The Threat of Blackness!

Century after century of rhetoric has branded black skin as dangerous.

For 250 years, from 1619 through the 1800’s, it was racist ideology which promoted that Black slaves were sub-human, violent, and unintelligent. As a result, this ideology supported and endorsed violence against Blacks to prevent slaves from having freedoms. It was acceptable for Black slaves to be killed, raped, and tortured.

In the early 1900’s, White Supremacy layered onto the fear of Black violence - the racist pathology that Blacks were hypersexual and unable to control their sexual desires for white women. These typecasts gave rise to community acceptance for the mutilations, murders, and lynching of thousands of Blacks for violations such as talking to a white woman. From 1882-1920, alone, 3,058 lynchings occurred in the United States.

During the mid-1900’s to present day, Blacks are portrayed, as violent criminals, gangsters, hypersexual beings, and drug dealers. Those fears have led to record setting incarceration rates, a constant stream of murdered Black men and women, and a cultural fear of Black people.


400 years of these reinforced beliefs have led to unarmed Black men being perceived as armed -simply by their Blackness.
These beliefs were on display for the world to see this past Sunday, August 23, 2020, when Jacob Blake was shot seven times in the back while trying to get into his car to take his children home.

> **ENTRIES**:
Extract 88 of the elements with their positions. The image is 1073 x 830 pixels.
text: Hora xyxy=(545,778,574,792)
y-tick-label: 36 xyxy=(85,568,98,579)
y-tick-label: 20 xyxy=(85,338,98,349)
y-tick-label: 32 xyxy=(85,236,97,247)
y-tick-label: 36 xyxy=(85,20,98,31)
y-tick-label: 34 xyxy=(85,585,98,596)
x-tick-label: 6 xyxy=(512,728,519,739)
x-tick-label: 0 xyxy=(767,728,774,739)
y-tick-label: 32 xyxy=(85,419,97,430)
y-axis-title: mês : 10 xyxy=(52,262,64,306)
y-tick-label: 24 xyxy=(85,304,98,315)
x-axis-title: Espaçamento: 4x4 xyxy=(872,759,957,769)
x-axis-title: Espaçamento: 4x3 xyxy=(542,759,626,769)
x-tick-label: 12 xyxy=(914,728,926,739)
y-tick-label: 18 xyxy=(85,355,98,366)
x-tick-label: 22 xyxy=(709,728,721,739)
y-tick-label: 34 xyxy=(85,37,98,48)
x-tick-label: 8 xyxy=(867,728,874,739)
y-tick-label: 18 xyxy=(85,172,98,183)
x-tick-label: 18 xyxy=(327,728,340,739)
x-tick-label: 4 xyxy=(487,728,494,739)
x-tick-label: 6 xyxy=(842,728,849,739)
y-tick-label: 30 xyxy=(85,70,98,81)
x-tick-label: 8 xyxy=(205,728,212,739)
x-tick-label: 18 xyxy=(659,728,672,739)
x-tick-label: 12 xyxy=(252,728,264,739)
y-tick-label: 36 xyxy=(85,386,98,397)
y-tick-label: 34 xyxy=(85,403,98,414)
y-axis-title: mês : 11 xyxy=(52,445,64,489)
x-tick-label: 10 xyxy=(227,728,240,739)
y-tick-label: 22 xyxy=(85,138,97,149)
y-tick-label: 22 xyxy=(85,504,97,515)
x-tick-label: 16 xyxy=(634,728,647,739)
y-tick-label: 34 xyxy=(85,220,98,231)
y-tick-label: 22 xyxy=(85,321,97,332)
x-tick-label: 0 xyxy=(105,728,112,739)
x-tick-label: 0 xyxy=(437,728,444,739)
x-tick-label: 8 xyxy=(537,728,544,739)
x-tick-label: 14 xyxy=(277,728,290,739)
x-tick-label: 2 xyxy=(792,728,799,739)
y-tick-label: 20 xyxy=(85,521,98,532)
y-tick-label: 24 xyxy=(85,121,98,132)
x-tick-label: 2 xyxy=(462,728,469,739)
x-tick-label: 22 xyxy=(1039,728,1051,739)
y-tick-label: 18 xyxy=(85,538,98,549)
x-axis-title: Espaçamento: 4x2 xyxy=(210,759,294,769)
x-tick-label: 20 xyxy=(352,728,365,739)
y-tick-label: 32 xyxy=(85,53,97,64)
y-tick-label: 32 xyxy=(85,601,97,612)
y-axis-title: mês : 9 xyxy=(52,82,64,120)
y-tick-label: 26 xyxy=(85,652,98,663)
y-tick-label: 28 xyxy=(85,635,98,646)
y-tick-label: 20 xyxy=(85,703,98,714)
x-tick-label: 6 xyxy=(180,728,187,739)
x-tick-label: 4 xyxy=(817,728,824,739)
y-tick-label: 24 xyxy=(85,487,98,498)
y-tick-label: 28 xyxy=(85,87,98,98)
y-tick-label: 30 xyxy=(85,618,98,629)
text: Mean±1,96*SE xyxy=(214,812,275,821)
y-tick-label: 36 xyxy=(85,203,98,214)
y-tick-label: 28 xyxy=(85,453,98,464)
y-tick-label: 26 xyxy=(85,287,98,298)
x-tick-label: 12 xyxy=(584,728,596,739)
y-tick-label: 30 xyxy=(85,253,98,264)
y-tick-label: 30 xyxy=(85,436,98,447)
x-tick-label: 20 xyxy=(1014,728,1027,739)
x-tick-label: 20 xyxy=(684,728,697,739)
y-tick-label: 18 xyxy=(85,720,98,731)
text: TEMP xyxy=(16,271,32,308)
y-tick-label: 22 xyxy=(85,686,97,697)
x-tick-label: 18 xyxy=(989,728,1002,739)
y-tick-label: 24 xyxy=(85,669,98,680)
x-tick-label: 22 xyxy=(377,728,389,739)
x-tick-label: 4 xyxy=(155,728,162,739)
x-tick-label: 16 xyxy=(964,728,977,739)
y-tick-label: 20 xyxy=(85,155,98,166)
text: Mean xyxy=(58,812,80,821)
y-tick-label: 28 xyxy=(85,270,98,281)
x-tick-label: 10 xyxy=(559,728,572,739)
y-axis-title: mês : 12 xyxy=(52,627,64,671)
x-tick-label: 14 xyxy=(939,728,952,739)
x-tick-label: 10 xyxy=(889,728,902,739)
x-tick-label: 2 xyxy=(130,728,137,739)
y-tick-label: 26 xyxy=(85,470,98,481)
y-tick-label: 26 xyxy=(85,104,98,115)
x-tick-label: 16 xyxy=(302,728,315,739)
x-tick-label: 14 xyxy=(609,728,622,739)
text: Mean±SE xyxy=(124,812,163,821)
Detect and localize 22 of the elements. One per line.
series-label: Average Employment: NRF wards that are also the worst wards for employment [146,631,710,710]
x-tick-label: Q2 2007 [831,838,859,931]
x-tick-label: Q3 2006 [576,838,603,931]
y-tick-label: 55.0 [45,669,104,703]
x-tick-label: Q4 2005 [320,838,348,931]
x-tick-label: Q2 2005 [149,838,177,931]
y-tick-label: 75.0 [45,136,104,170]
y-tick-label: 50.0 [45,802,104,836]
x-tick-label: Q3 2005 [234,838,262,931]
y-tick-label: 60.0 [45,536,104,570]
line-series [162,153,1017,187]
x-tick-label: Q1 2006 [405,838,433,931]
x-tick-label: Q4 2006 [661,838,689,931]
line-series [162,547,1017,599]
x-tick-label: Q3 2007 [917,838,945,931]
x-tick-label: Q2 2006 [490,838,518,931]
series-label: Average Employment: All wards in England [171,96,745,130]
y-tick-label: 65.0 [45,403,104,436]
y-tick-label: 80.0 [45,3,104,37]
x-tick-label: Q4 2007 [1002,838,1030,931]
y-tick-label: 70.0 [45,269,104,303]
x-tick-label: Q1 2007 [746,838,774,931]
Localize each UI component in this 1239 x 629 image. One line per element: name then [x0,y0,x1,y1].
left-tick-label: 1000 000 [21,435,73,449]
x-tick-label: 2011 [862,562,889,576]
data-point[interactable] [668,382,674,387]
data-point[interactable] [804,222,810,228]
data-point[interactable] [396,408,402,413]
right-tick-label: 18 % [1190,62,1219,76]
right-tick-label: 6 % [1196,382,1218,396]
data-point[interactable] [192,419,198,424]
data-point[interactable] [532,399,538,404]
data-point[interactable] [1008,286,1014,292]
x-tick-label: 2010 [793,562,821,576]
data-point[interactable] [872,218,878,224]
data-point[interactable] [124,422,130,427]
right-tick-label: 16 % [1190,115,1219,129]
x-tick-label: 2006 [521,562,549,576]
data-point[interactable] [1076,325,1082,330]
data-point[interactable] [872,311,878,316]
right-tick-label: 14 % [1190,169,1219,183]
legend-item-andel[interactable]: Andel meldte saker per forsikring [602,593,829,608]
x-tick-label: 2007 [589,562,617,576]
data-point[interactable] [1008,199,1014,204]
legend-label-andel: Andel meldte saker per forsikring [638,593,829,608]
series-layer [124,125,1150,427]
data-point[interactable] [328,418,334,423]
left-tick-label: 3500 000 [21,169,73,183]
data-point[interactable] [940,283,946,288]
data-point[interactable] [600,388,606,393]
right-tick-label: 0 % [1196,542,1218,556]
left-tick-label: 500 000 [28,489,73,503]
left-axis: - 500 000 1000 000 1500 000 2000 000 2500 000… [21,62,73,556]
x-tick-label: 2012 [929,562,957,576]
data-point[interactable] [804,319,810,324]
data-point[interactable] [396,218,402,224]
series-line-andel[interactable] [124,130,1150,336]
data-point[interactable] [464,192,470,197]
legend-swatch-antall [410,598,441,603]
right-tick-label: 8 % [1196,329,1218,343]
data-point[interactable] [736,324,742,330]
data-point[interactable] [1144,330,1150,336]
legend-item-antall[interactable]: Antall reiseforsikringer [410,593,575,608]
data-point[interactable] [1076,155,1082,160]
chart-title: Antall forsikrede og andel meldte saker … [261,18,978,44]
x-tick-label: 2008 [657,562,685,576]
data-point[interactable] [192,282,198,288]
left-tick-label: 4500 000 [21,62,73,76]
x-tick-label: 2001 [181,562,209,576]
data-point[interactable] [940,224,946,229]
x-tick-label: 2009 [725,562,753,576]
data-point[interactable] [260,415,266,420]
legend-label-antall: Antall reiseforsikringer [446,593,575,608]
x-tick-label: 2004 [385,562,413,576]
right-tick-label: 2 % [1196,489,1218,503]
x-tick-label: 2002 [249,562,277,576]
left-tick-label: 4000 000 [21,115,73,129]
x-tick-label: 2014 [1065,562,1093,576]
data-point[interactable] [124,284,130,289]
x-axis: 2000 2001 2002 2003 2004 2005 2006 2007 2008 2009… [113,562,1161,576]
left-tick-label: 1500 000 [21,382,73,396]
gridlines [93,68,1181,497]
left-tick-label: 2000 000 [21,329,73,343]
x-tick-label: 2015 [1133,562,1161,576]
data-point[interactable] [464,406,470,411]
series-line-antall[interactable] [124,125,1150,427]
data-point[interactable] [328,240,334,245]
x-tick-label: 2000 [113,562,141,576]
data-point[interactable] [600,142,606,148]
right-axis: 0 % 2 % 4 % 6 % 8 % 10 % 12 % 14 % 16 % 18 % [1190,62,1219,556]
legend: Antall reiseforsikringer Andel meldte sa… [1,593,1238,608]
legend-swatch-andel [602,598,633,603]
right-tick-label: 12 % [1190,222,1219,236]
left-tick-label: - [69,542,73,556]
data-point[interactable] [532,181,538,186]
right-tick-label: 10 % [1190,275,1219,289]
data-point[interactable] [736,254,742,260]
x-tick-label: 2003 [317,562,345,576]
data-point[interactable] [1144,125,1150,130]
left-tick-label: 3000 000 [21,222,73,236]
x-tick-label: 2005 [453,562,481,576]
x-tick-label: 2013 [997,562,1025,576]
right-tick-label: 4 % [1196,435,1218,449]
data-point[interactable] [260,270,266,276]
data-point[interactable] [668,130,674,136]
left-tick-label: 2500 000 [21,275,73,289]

> **TO BE DONE**:
a - Reproduce the essay on the threat of Blackness verbatim, starting at the words "Century after century" and ending after the words "raped, and tortured.".
b - In the essay on the threat of Blackness, which portrayals of Black people does the paragraph beginning "During the mid-1900’s to present day" name?
c - Continue the essay on the threat of Blackness after its final sentence.
The material that comes after the essay is unrelated to it.

> **PER-TASK OUTPUTS**:
a -
Century after century of rhetoric has branded black skin as dangerous.

For 250 years, from 1619 through the 1800’s, it was racist ideology which promoted that Black slaves were sub-human, violent, and unintelligent. As a result, this ideology supported and endorsed violence against Blacks to prevent slaves from having freedoms. It was acceptable for Black slaves to be killed, raped, and tortured.

b -
- violent criminals
- gangsters
- hypersexual beings
- drug dealers

c -
When a police officer has their gun drawn on a person who is unarmed, posing no threat, and walking away and still proceeds to shoot him seven times in the back, it becomes clear that Jacob Blake was in fact armed- he was armed with “Blackness.”

American culture, has needlessly, fed us the narrative that Black Men are to be feared, are dangerous, and that violence accompanies their mere presence.

We MUST begin to dispel these stereotypes and these harmful ideas. Between 2013 and 2019, 17% of Black people that died as a result of police harm were unarmed - more so than any other racial group and 1.3 times higher than the average.

We have to put an end to the criminalization of Black men in this country. Being Black is not a crime. However, being raised on racist rhetoric has conditioned us to believe so. Black people have lived too long with these assumptions, with the trauma it causes, and the covert and overt racism it continues to reveal.

We have to do better!

We have to be better!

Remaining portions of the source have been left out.